* start INFORMATION PROVIDED *

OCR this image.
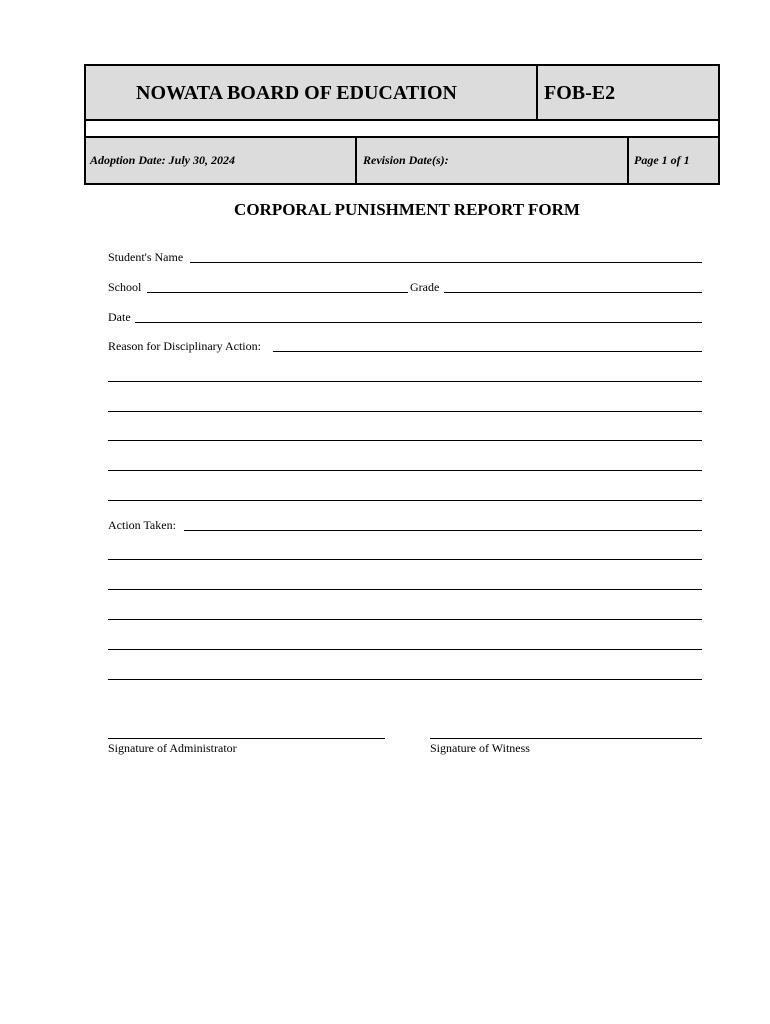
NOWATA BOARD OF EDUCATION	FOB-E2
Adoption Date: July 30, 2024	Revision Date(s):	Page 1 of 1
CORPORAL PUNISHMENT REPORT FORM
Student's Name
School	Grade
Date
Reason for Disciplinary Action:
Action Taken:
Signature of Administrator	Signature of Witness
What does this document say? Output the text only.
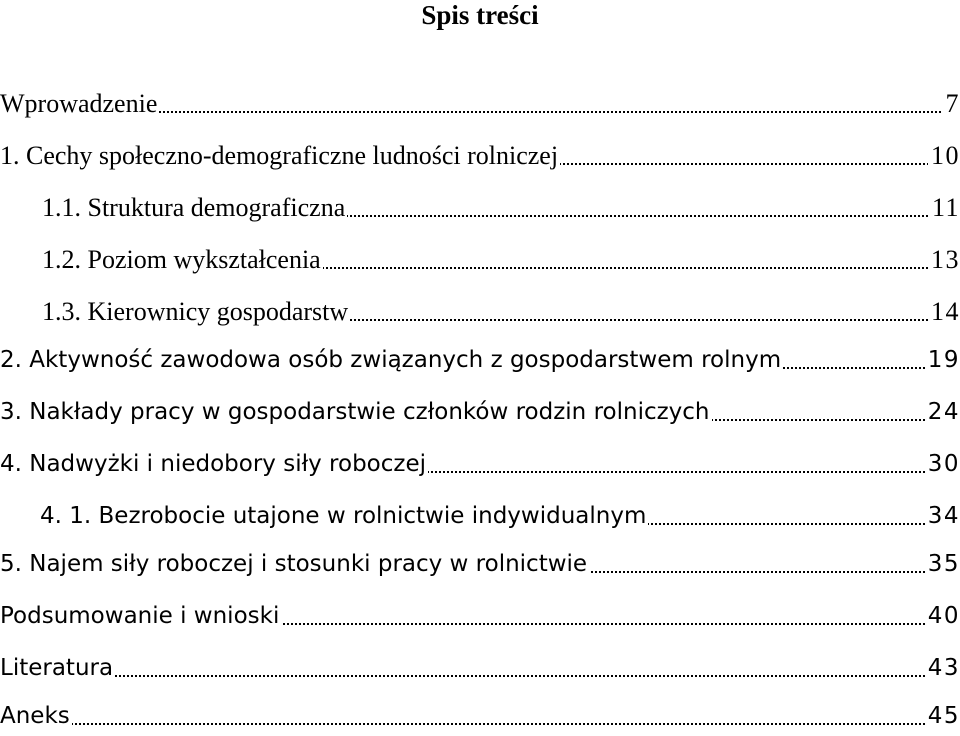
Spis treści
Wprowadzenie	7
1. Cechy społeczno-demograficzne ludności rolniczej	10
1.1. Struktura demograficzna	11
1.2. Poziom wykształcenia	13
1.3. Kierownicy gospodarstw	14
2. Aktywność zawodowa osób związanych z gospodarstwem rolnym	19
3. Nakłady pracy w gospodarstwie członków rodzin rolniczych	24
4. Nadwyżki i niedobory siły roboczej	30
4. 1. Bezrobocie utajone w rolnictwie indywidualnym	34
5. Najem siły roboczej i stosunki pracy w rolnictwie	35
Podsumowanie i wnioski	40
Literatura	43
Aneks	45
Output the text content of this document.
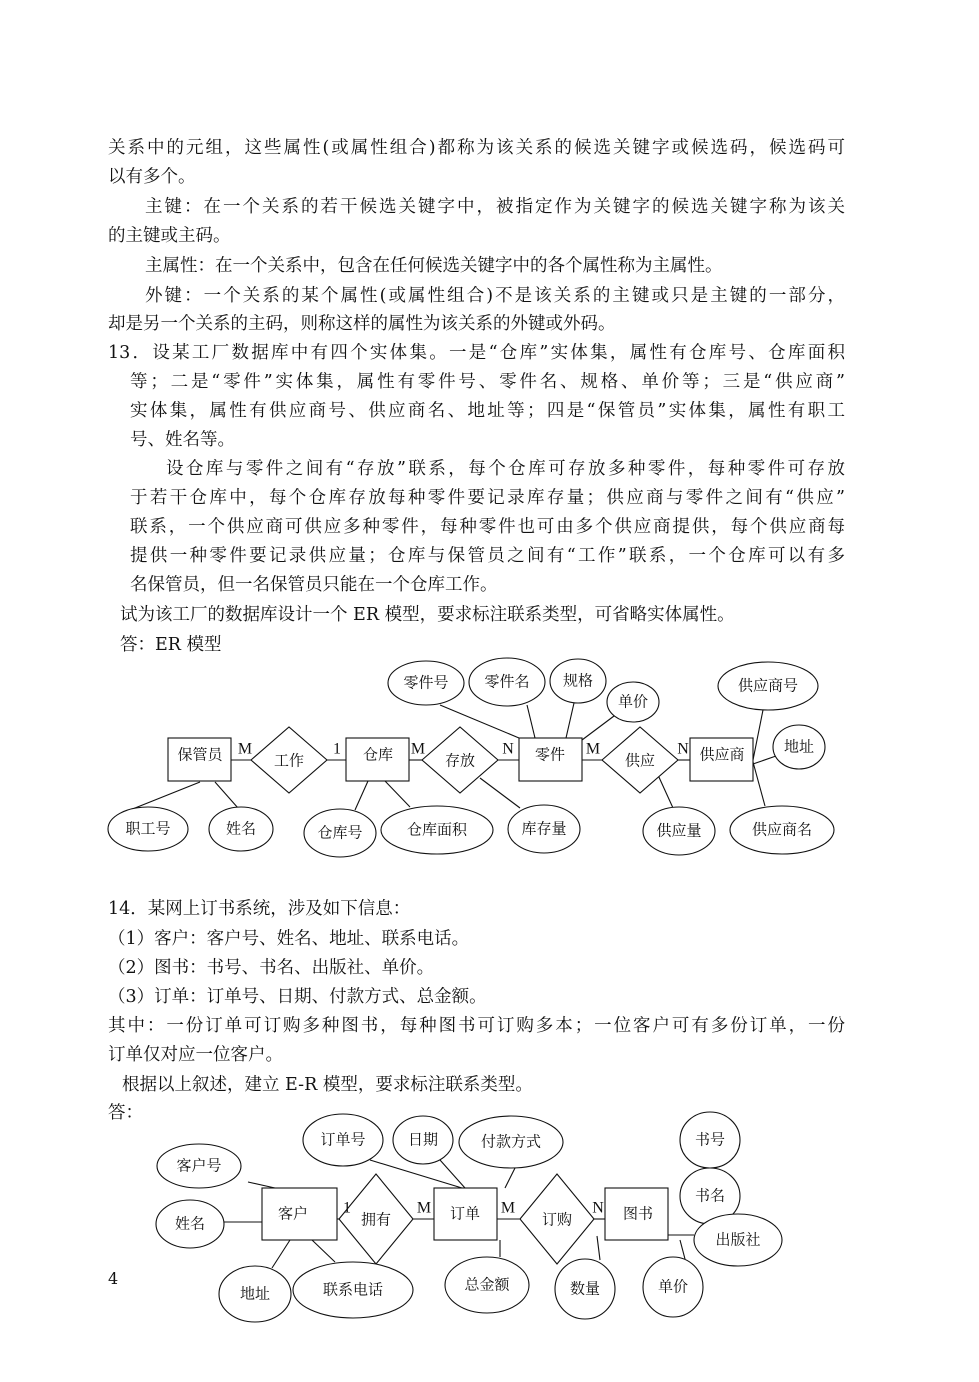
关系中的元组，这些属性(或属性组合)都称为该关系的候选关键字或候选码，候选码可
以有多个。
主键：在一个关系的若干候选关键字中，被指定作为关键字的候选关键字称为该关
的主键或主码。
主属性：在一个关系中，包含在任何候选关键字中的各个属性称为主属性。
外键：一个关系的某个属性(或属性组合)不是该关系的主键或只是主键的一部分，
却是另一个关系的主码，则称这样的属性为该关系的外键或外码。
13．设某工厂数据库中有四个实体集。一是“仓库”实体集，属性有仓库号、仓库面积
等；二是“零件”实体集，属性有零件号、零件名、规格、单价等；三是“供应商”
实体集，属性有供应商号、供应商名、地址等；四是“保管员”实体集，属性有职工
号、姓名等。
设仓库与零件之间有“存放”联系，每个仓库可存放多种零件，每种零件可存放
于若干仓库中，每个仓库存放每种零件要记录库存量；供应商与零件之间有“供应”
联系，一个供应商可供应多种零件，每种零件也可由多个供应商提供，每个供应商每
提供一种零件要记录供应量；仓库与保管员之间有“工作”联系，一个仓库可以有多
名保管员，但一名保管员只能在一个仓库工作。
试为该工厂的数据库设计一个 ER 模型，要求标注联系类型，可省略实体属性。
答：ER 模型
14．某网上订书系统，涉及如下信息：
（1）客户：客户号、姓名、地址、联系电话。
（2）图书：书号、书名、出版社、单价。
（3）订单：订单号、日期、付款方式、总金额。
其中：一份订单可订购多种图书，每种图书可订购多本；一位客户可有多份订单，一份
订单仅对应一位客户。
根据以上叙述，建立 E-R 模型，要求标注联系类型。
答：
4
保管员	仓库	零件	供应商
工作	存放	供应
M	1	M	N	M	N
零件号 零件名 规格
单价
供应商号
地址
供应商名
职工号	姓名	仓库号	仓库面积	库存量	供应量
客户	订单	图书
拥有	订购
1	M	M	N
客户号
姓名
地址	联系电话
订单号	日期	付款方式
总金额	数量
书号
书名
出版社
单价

* end INFORMATION PROVIDED *

Gather up, from the records above, each line where the word "供应商名" appears.

实体集，属性有供应商号、供应商名、地址等；四是“保管员”实体集，属性有职工
供应商名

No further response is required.